- **Written exercise**:
Each line containing the word "合理答案均可" needs to be copied.

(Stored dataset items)
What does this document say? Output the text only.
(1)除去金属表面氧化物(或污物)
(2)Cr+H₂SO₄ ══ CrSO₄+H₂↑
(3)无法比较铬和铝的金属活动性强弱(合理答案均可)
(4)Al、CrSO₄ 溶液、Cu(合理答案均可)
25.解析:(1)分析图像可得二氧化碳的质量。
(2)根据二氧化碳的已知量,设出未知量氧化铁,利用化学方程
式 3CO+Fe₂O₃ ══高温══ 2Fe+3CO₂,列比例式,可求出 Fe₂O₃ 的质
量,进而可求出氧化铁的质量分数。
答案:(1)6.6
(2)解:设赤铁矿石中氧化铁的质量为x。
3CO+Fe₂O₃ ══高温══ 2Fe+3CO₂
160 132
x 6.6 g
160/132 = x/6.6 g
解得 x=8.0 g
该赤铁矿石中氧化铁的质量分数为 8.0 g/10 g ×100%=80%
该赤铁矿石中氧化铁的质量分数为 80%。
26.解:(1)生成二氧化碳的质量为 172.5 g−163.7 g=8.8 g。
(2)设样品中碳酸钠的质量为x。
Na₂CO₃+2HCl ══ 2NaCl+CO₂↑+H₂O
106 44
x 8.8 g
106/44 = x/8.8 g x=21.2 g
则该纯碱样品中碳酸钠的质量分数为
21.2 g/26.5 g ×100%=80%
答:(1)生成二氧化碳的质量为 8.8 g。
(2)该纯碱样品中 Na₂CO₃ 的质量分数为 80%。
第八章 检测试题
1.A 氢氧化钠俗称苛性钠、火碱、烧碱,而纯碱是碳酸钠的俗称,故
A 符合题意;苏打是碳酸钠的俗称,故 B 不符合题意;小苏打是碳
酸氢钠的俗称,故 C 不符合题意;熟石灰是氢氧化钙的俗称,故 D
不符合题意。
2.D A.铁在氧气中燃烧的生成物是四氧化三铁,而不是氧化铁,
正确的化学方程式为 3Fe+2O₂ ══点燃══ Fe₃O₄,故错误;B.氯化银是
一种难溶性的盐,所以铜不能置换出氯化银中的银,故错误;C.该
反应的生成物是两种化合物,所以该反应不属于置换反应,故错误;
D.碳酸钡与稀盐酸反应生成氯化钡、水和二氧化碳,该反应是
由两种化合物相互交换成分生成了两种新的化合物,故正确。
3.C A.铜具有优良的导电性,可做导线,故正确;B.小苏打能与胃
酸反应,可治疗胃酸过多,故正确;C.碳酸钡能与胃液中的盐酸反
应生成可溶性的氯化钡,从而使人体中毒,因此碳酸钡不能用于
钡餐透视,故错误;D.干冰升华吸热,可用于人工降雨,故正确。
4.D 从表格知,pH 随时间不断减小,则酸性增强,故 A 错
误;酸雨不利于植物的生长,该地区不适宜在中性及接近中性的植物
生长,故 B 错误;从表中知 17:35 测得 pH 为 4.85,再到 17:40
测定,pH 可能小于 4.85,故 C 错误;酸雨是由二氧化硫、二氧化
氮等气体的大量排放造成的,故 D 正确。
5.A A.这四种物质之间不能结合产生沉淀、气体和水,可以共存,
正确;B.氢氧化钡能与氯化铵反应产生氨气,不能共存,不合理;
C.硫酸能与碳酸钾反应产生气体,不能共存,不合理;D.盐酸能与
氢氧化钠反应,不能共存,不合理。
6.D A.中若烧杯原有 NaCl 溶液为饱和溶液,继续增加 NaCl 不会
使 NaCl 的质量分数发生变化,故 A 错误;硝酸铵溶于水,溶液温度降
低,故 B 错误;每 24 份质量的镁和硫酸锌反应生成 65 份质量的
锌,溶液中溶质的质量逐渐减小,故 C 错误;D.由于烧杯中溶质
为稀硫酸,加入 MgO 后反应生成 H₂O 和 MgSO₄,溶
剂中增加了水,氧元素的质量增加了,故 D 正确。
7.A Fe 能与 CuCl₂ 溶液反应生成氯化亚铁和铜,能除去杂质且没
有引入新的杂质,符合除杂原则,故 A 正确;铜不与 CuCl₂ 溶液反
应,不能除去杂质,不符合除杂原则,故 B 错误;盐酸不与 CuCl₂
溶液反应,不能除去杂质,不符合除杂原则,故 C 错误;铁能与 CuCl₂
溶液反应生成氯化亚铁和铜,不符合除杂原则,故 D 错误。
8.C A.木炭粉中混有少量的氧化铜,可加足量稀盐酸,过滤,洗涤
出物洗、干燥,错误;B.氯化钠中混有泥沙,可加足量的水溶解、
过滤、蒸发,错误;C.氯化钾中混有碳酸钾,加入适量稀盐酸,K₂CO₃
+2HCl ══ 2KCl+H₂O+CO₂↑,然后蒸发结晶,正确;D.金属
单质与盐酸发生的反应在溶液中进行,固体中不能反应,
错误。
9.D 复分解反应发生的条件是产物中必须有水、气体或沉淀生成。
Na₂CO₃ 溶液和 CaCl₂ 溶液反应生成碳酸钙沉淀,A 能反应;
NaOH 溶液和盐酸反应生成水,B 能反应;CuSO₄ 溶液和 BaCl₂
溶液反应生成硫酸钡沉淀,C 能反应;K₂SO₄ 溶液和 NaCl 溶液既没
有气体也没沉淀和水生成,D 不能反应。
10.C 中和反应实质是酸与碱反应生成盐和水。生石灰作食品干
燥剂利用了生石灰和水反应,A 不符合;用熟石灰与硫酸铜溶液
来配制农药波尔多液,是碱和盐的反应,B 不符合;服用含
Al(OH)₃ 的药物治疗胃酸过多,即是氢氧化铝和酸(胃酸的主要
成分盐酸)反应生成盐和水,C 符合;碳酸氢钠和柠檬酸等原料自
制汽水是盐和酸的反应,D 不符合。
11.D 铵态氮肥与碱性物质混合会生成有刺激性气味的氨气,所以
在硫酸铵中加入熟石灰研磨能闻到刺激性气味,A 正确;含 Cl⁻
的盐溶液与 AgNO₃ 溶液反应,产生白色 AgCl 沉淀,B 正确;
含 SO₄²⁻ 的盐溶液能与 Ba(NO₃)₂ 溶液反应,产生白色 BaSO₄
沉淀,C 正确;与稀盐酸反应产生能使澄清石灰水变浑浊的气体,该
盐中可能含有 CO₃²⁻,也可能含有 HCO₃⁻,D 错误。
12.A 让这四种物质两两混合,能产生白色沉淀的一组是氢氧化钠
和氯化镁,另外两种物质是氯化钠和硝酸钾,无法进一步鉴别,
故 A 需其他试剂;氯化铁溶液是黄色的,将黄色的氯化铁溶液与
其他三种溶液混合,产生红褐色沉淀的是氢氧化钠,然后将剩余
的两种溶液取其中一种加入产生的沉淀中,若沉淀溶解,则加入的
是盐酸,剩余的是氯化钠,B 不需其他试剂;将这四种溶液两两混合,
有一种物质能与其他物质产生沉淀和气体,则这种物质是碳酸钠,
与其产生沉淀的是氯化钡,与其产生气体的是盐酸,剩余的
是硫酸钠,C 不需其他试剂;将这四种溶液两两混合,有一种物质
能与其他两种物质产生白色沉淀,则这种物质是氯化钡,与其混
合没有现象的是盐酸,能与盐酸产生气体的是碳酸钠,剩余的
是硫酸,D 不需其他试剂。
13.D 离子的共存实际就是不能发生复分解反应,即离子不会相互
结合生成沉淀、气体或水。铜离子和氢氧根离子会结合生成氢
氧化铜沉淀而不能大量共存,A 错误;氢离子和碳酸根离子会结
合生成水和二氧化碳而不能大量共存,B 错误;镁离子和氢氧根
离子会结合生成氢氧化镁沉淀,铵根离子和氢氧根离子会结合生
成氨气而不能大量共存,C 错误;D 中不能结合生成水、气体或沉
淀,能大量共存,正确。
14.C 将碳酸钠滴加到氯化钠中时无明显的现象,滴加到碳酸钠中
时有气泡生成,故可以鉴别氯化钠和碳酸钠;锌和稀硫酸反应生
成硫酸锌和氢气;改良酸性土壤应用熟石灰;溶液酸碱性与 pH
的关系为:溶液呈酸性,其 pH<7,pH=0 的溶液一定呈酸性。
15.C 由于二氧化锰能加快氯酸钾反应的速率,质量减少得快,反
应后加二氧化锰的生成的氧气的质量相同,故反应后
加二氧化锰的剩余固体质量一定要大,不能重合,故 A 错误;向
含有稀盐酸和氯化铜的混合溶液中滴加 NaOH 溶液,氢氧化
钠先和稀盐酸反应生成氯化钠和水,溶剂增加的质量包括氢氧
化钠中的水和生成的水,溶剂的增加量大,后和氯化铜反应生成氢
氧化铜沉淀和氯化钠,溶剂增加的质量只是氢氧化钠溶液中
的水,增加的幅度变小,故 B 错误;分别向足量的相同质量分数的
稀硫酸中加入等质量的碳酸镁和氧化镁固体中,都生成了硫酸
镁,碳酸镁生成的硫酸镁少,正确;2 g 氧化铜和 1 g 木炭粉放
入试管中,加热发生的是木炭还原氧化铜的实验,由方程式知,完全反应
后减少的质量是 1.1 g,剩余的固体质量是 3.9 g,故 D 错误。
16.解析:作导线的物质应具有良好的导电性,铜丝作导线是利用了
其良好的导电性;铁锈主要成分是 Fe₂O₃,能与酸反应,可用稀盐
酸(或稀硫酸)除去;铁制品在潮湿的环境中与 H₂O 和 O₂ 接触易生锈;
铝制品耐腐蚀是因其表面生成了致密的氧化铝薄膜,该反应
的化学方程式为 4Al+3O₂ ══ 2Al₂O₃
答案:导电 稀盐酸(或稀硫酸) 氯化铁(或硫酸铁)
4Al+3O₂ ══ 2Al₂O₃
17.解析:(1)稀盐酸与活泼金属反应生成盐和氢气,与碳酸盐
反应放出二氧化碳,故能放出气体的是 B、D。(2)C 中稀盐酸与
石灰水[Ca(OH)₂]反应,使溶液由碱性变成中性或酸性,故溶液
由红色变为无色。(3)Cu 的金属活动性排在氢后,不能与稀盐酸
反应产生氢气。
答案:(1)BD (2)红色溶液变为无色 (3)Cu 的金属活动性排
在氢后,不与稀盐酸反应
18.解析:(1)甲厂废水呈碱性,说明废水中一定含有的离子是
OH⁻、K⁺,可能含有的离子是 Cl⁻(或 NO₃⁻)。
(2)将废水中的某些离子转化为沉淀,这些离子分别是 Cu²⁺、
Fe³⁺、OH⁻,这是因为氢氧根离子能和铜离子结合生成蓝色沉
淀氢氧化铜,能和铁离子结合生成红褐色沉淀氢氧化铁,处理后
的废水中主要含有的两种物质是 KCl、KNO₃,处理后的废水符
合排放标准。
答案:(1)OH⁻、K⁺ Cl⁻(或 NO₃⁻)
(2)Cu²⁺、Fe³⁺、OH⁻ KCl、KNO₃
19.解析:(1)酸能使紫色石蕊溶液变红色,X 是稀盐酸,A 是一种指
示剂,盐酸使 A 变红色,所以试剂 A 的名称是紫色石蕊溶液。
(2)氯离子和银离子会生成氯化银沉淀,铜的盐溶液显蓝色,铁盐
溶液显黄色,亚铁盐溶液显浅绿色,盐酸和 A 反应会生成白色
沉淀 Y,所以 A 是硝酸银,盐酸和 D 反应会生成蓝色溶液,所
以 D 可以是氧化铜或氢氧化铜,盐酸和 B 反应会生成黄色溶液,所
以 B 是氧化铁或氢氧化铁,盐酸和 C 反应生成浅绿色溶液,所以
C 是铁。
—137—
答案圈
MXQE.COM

- **Answer to the task**:
(3)无法比较铬和铝的金属活动性强弱(合理答案均可)
(4)Al、CrSO₄ 溶液、Cu(合理答案均可)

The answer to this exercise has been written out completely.